EXERCISE :: Go through the entries below and collect each line with the string "sont" in it.
-- Start of GIVEN ENTRIES --
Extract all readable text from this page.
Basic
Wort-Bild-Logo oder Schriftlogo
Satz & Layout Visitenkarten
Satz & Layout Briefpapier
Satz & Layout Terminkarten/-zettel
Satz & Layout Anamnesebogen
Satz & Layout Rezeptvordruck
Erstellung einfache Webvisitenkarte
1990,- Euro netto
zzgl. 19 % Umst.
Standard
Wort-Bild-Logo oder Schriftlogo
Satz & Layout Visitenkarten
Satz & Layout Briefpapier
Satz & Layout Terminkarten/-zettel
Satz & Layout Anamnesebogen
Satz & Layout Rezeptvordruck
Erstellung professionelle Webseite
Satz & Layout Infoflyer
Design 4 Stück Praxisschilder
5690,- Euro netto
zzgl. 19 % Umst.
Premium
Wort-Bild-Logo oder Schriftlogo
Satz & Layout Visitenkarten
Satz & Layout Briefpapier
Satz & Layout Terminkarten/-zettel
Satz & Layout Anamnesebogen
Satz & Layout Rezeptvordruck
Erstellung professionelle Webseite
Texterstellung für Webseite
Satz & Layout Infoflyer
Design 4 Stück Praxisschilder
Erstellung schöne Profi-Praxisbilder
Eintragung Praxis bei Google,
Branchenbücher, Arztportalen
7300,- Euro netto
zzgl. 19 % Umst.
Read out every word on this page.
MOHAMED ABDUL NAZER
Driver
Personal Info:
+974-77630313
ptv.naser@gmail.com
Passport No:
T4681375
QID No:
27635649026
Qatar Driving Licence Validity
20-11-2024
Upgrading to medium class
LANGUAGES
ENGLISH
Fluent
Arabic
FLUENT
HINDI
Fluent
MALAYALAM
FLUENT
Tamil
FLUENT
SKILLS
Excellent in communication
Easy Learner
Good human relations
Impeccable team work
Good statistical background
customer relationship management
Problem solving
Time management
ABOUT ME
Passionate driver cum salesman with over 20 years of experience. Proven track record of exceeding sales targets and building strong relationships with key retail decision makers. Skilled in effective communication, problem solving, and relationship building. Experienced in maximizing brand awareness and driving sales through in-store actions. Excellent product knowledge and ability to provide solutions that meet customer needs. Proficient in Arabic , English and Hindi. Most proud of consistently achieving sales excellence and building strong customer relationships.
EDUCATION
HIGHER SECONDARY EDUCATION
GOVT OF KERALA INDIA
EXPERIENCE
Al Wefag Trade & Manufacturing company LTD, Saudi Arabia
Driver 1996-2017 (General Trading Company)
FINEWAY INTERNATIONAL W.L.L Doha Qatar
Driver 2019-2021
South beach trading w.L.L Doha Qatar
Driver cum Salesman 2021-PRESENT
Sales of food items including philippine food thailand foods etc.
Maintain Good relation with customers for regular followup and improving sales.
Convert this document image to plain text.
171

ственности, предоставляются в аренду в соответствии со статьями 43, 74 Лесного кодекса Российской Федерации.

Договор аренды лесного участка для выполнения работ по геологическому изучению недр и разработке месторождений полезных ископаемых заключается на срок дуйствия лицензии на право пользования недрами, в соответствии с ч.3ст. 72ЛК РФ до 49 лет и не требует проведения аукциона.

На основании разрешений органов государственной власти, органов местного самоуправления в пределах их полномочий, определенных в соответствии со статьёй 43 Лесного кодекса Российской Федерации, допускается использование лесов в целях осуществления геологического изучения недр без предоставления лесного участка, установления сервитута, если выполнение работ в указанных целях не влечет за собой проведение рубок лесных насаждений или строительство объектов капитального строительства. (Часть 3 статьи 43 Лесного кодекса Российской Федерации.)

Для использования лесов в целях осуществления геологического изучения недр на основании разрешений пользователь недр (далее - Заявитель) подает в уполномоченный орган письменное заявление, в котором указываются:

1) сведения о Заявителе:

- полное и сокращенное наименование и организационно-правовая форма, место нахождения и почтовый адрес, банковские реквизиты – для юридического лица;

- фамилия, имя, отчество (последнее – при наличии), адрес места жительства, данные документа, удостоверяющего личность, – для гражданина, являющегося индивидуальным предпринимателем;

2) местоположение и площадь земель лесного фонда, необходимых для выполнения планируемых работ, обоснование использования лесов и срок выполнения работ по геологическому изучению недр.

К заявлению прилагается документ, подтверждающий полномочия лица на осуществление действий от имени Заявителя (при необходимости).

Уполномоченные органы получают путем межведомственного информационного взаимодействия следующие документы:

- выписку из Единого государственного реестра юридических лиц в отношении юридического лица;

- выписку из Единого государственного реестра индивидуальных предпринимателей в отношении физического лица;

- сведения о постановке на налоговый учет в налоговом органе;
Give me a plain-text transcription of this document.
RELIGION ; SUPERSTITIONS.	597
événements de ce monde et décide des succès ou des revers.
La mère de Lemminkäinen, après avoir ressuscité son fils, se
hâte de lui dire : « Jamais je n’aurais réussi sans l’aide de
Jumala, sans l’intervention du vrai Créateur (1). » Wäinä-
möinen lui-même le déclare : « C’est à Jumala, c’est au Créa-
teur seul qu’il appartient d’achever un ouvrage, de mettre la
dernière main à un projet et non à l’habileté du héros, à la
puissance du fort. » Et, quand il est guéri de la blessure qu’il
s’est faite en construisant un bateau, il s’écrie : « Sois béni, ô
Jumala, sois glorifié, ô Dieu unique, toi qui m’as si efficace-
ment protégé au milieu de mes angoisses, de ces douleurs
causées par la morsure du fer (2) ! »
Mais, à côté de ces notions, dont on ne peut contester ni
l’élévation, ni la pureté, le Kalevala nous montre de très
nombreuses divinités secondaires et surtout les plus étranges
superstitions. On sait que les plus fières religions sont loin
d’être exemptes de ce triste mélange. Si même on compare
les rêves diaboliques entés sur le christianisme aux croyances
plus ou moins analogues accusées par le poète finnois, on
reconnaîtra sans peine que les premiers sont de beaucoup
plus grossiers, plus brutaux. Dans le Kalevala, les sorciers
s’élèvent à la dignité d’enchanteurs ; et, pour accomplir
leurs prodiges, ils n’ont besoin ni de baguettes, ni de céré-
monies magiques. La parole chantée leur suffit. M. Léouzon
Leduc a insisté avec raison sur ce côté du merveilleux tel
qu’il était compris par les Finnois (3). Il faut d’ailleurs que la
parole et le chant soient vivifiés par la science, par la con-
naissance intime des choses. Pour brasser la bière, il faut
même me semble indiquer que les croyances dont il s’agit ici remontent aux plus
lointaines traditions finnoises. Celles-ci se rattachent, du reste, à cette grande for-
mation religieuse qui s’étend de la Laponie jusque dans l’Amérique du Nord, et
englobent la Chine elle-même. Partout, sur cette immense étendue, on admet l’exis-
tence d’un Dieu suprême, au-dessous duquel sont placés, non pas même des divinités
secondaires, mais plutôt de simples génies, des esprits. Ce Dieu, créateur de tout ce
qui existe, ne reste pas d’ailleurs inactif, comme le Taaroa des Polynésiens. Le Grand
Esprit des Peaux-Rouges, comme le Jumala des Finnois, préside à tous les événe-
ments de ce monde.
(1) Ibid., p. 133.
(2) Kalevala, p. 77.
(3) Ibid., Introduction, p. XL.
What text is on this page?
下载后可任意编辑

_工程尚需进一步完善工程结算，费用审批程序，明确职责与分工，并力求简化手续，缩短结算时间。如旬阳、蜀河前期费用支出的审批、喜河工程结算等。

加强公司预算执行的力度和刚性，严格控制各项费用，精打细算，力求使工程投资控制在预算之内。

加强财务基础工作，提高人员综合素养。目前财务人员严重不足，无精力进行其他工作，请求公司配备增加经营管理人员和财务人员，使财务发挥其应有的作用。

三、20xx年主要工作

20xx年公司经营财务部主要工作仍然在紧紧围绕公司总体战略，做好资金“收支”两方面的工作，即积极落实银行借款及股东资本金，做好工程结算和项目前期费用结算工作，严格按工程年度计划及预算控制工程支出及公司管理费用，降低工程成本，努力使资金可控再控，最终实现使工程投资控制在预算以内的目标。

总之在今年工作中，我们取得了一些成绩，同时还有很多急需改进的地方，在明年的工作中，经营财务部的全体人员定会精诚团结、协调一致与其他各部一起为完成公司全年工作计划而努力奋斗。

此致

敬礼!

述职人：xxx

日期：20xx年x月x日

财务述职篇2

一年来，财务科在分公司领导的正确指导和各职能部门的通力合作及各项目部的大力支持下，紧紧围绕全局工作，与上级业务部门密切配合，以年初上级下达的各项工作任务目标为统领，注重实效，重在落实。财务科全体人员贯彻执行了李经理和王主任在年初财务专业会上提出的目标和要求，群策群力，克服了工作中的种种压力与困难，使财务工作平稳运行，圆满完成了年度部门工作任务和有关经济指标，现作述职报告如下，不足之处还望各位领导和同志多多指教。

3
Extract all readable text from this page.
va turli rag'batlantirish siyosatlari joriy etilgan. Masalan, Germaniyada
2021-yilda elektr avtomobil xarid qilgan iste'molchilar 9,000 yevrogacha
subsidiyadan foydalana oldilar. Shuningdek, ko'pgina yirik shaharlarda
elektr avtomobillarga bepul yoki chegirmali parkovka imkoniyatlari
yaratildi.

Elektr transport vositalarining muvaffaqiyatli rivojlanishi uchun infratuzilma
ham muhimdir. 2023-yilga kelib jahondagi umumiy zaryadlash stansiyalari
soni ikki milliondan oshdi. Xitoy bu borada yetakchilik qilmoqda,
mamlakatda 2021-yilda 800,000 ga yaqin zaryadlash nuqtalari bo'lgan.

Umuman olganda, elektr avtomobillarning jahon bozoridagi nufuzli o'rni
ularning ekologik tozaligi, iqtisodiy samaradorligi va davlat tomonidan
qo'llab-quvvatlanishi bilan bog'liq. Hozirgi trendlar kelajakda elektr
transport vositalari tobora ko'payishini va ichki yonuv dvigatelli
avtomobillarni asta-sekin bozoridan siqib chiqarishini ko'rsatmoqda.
-- End of GIVEN ENTRIES --
EXERCISE ANSWER ::
superstitions. On sait que les plus fières religions sont loin
reconnaîtra sans peine que les premiers sont de beaucoup
tence d’un Dieu suprême, au-dessous duquel sont placés, non pas même des divinités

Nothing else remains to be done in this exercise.